→ Work required
From the records, pick out and copy each line containing "Ramadan".

Saved data entries
────────────────

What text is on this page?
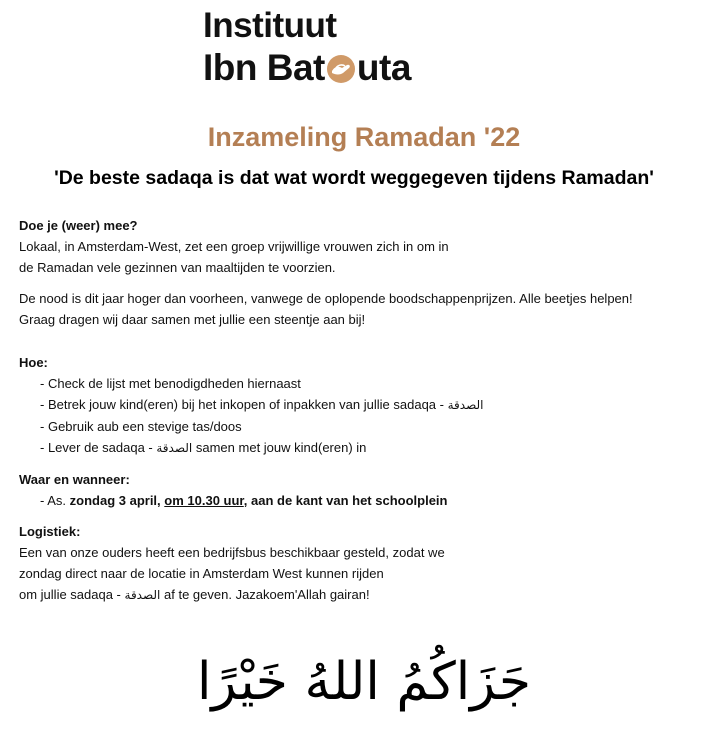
Instituut
Ibn Bat uta
Inzameling Ramadan '22
'De beste sadaqa is dat wat wordt weggegeven tijdens Ramadan'

Doe je (weer) mee?

Lokaal, in Amsterdam-West, zet een groep vrijwillige vrouwen zich in om in

de Ramadan vele gezinnen van maaltijden te voorzien.

De nood is dit jaar hoger dan voorheen, vanwege de oplopende boodschappenprijzen. Alle beetjes helpen!

Graag dragen wij daar samen met jullie een steentje aan bij!

Hoe:

- Check de lijst met benodigdheden hiernaast
- Betrek jouw kind(eren) bij het inkopen of inpakken van jullie sadaqa - الصدقة
- Gebruik aub een stevige tas/doos
- Lever de sadaqa - الصدقة samen met jouw kind(eren) in

Waar en wanneer:

- As. zondag 3 april, om 10.30 uur, aan de kant van het schoolplein

Logistiek:

Een van onze ouders heeft een bedrijfsbus beschikbaar gesteld, zodat we

zondag direct naar de locatie in Amsterdam West kunnen rijden

om jullie sadaqa - الصدقة af te geven. Jazakoem'Allah gairan!

جَزَاكُمُ اللهُ خَيْرًا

────────────────

→ Result
Inzameling Ramadan '22
'De beste sadaqa is dat wat wordt weggegeven tijdens Ramadan'
de Ramadan vele gezinnen van maaltijden te voorzien.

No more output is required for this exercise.